→ **Exercise objective**:
Write the records below out again exactly as given, with no images.

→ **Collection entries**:

***

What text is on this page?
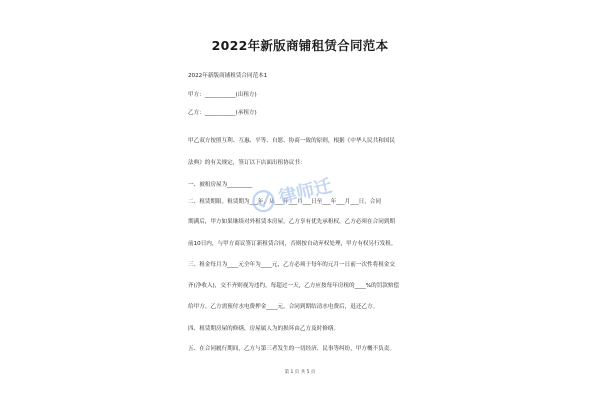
2022年新版商铺租赁合同范本
2022年新版商铺租赁合同范本1
甲方：___________(出租方)
乙方：___________(承租方)
甲乙双方按照互利、互惠、平等、自愿、协商一致的原则，根据《中华人民共和国民
法典》的有关规定，签订以下店面出租协议书：
一、被租房屋为_________
二、租赁期限。租赁期为___年，从___年___月___日至___年___月___日，合同
期满后，甲方如果继续对外租赁本房屋，乙方享有优先承租权，乙方必须在合同到期
前10日内，与甲方商议签订新租赁合同，否则按自动弃权处理，甲方有权另行发租。
三、租金每月为____元全年为____元，乙方必须于每年的元月一日前一次性将租金交
齐(净收入)，交不齐则视为违约，每超过一天，乙方应按每年房租的____%的罚款赔偿
给甲方。乙方需预付水电费押金____元，合同到期结清水电费后，退还乙方。
四、租赁期房屋的修缮，房屋属人为的损坏由乙方及时修缮。
五、在合同履行期间，乙方与第三者发生的一切经济、民事等纠纷，甲方概不负责。
律师迁
第 1 页 共 5 页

***

→ **Result below**:
What text is on this page?
2022年新版商铺租赁合同范本
2022年新版商铺租赁合同范本1
甲方：___________(出租方)
乙方：___________(承租方)
甲乙双方按照互利、互惠、平等、自愿、协商一致的原则，根据《中华人民共和国民
法典》的有关规定，签订以下店面出租协议书：
一、被租房屋为_________
二、租赁期限。租赁期为___年，从___年___月___日至___年___月___日，合同
期满后，甲方如果继续对外租赁本房屋，乙方享有优先承租权，乙方必须在合同到期
前10日内，与甲方商议签订新租赁合同，否则按自动弃权处理，甲方有权另行发租。
三、租金每月为____元全年为____元，乙方必须于每年的元月一日前一次性将租金交
齐(净收入)，交不齐则视为违约，每超过一天，乙方应按每年房租的____%的罚款赔偿
给甲方。乙方需预付水电费押金____元，合同到期结清水电费后，退还乙方。
四、租赁期房屋的修缮，房屋属人为的损坏由乙方及时修缮。
五、在合同履行期间，乙方与第三者发生的一切经济、民事等纠纷，甲方概不负责。
律师迁
第 1 页 共 5 页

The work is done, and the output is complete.